— Start —

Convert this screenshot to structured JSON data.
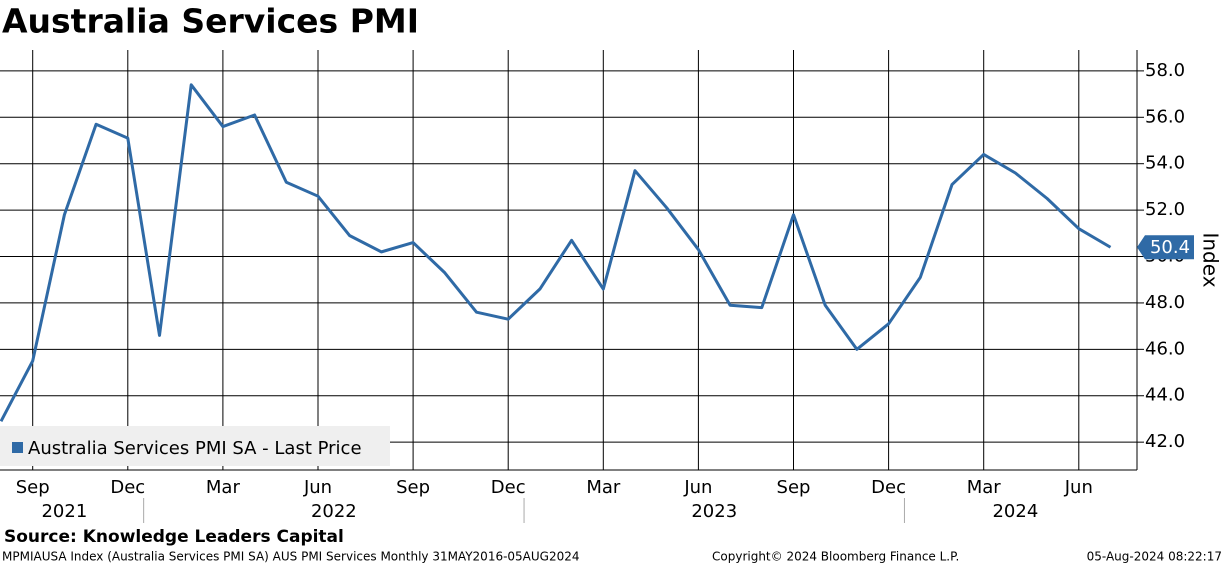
{
  "chart_data": {
    "type": "line",
    "title": "Australia Services PMI",
    "y_axis_label": "Index",
    "source": "Source: Knowledge Leaders Capital",
    "footer_left": "MPMIAUSA Index (Australia Services PMI SA) AUS PMI Services  Monthly 31MAY2016-05AUG2024",
    "footer_center": "Copyright© 2024 Bloomberg Finance L.P.",
    "footer_right": "05-Aug-2024 08:22:17",
    "categories": [
      null,
      "Sep",
      null,
      null,
      "Dec",
      null,
      null,
      "Mar",
      null,
      null,
      "Jun",
      null,
      null,
      "Sep",
      null,
      null,
      "Dec",
      null,
      null,
      "Mar",
      null,
      null,
      "Jun",
      null,
      null,
      "Sep",
      null,
      null,
      "Dec",
      null,
      null,
      "Mar",
      null,
      null,
      "Jun",
      null
    ],
    "year_groups": [
      {
        "label": "2021",
        "size": 5
      },
      {
        "label": "2022",
        "size": 12
      },
      {
        "label": "2023",
        "size": 12
      },
      {
        "label": "2024",
        "size": 7
      }
    ],
    "series": [
      {
        "name": "Australia Services PMI SA - Last Price",
        "color": "#2f6aa6",
        "values": [
          42.9,
          45.5,
          51.8,
          55.7,
          55.1,
          46.6,
          57.4,
          55.6,
          56.1,
          53.2,
          52.6,
          50.9,
          50.2,
          50.6,
          49.3,
          47.6,
          47.3,
          48.6,
          50.7,
          48.6,
          53.7,
          52.1,
          50.3,
          47.9,
          47.8,
          51.8,
          47.9,
          46.0,
          47.1,
          49.1,
          53.1,
          54.4,
          53.6,
          52.5,
          51.2,
          50.4
        ]
      }
    ],
    "ylim": [
      40.8,
      58.9
    ],
    "yticks": [
      {
        "value": 42,
        "label": "42.0"
      },
      {
        "value": 44,
        "label": "44.0"
      },
      {
        "value": 46,
        "label": "46.0"
      },
      {
        "value": 48,
        "label": "48.0"
      },
      {
        "value": 50,
        "label": "50.0"
      },
      {
        "value": 52,
        "label": "52.0"
      },
      {
        "value": 54,
        "label": "54.0"
      },
      {
        "value": 56,
        "label": "56.0"
      },
      {
        "value": 58,
        "label": "58.0"
      }
    ],
    "grid": true,
    "legend": "lower left"
  }
}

— End —

Direction ::
Exclude the images and reproduce the remaining data exactly.

Response below ::
Convert this screenshot to structured JSON data.
{
  "chart_data": {
    "type": "line",
    "title": "Australia Services PMI",
    "y_axis_label": "Index",
    "source": "Source: Knowledge Leaders Capital",
    "footer_left": "MPMIAUSA Index (Australia Services PMI SA) AUS PMI Services  Monthly 31MAY2016-05AUG2024",
    "footer_center": "Copyright© 2024 Bloomberg Finance L.P.",
    "footer_right": "05-Aug-2024 08:22:17",
    "categories": [
      null,
      "Sep",
      null,
      null,
      "Dec",
      null,
      null,
      "Mar",
      null,
      null,
      "Jun",
      null,
      null,
      "Sep",
      null,
      null,
      "Dec",
      null,
      null,
      "Mar",
      null,
      null,
      "Jun",
      null,
      null,
      "Sep",
      null,
      null,
      "Dec",
      null,
      null,
      "Mar",
      null,
      null,
      "Jun",
      null
    ],
    "year_groups": [
      {
        "label": "2021",
        "size": 5
      },
      {
        "label": "2022",
        "size": 12
      },
      {
        "label": "2023",
        "size": 12
      },
      {
        "label": "2024",
        "size": 7
      }
    ],
    "series": [
      {
        "name": "Australia Services PMI SA - Last Price",
        "color": "#2f6aa6",
        "values": [
          42.9,
          45.5,
          51.8,
          55.7,
          55.1,
          46.6,
          57.4,
          55.6,
          56.1,
          53.2,
          52.6,
          50.9,
          50.2,
          50.6,
          49.3,
          47.6,
          47.3,
          48.6,
          50.7,
          48.6,
          53.7,
          52.1,
          50.3,
          47.9,
          47.8,
          51.8,
          47.9,
          46.0,
          47.1,
          49.1,
          53.1,
          54.4,
          53.6,
          52.5,
          51.2,
          50.4
        ]
      }
    ],
    "ylim": [
      40.8,
      58.9
    ],
    "yticks": [
      {
        "value": 42,
        "label": "42.0"
      },
      {
        "value": 44,
        "label": "44.0"
      },
      {
        "value": 46,
        "label": "46.0"
      },
      {
        "value": 48,
        "label": "48.0"
      },
      {
        "value": 50,
        "label": "50.0"
      },
      {
        "value": 52,
        "label": "52.0"
      },
      {
        "value": 54,
        "label": "54.0"
      },
      {
        "value": 56,
        "label": "56.0"
      },
      {
        "value": 58,
        "label": "58.0"
      }
    ],
    "grid": true,
    "legend": "lower left"
  }
}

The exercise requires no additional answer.